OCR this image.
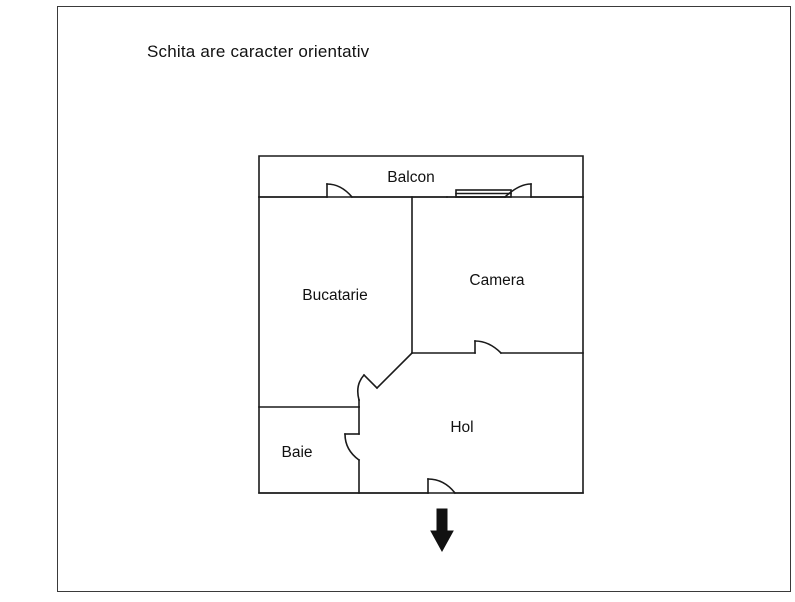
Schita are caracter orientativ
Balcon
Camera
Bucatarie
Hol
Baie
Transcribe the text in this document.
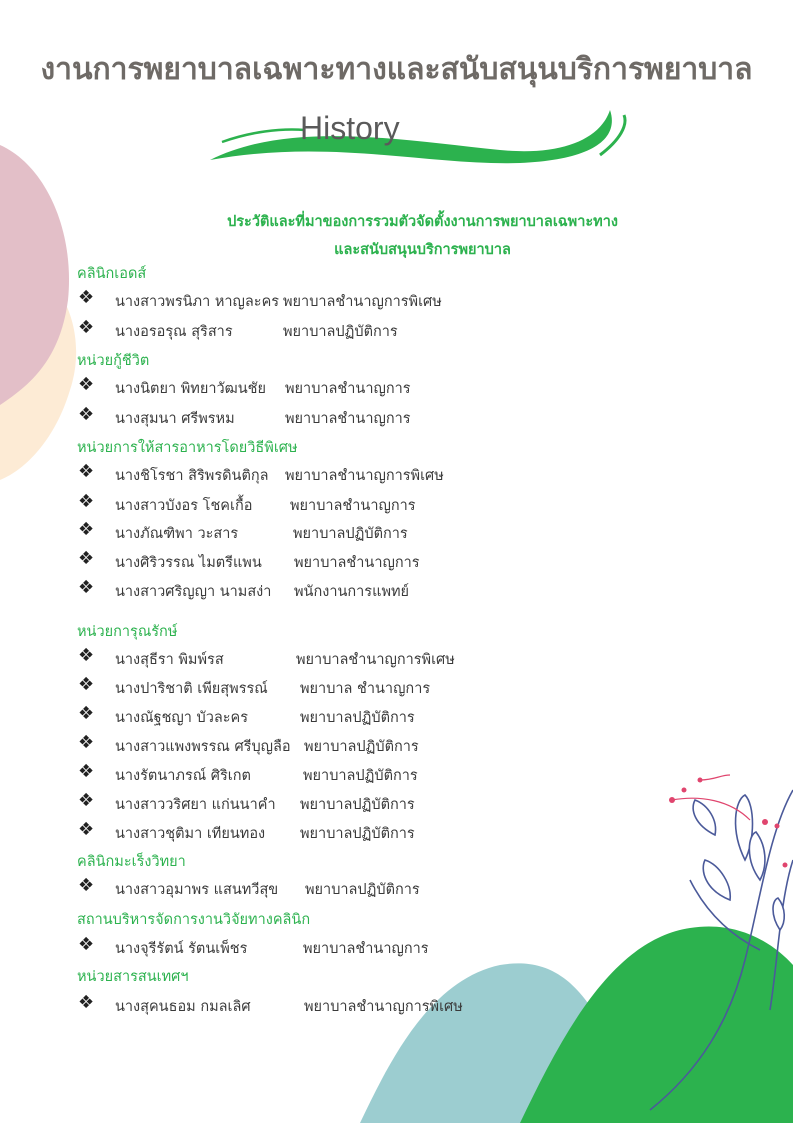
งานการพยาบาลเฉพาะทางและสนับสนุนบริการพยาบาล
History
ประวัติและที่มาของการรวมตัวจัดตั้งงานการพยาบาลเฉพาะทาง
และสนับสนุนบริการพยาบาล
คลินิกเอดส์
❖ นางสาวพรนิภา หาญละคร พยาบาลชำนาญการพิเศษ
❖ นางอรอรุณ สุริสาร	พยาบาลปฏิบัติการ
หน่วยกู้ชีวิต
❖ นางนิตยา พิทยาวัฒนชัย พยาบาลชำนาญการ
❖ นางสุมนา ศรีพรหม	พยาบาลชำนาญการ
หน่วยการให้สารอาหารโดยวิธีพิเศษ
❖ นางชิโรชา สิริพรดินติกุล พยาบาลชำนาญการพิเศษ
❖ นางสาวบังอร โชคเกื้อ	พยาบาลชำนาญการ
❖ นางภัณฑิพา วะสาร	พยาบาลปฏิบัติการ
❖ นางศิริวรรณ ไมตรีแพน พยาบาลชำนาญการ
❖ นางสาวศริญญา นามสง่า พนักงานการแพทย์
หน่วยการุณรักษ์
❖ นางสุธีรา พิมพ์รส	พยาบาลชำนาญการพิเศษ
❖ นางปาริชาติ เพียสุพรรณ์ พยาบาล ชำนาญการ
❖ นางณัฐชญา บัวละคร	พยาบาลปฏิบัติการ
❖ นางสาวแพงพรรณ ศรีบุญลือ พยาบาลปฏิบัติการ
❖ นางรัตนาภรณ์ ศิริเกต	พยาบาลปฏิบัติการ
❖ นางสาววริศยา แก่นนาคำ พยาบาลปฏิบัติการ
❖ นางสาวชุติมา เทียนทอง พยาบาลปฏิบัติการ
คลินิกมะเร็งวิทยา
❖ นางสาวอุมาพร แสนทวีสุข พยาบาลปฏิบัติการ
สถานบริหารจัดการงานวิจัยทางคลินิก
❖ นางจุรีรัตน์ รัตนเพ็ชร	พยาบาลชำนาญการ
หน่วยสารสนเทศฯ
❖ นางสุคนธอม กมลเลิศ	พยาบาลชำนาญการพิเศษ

* * *

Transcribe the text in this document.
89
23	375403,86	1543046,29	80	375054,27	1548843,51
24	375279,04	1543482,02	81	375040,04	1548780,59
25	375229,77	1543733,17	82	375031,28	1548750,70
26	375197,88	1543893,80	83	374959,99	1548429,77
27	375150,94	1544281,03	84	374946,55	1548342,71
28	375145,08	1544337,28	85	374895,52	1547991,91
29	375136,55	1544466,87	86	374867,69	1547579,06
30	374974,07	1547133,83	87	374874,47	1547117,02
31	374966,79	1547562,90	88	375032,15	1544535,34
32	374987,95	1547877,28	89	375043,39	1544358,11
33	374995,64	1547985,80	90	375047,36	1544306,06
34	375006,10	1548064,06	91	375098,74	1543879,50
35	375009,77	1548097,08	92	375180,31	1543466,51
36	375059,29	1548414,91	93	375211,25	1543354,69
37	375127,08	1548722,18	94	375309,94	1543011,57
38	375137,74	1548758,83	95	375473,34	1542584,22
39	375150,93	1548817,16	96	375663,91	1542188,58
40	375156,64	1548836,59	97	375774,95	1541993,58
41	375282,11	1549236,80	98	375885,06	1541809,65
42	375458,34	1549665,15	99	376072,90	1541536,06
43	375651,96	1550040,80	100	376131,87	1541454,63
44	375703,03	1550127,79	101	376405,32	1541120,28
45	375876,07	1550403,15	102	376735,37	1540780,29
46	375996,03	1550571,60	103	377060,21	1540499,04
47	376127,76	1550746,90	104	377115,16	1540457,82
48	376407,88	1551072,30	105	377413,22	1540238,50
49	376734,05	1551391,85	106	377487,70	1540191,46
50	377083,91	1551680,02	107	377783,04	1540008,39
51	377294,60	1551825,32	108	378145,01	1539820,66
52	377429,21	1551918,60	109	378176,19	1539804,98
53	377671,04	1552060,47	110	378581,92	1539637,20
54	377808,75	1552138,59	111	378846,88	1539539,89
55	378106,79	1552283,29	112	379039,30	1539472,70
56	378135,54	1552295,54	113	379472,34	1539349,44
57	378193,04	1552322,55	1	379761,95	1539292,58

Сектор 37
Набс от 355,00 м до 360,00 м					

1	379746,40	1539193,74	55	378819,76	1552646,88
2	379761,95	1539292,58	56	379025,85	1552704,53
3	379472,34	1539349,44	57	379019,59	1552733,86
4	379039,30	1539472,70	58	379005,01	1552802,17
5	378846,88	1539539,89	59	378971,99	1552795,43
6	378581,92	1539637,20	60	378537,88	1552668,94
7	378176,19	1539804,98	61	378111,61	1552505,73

### [Exercise goal]
The lines to collect are those holding the string "พยาบาลชำนาญการพ"; copy them all.

### [Response to the exercise]
❖ นางสาวพรนิภา หาญละคร พยาบาลชำนาญการพิเศษ
❖ นางชิโรชา สิริพรดินติกุล พยาบาลชำนาญการพิเศษ
❖ นางสุธีรา พิมพ์รส	พยาบาลชำนาญการพิเศษ
❖ นางสุคนธอม กมลเลิศ	พยาบาลชำนาญการพิเศษ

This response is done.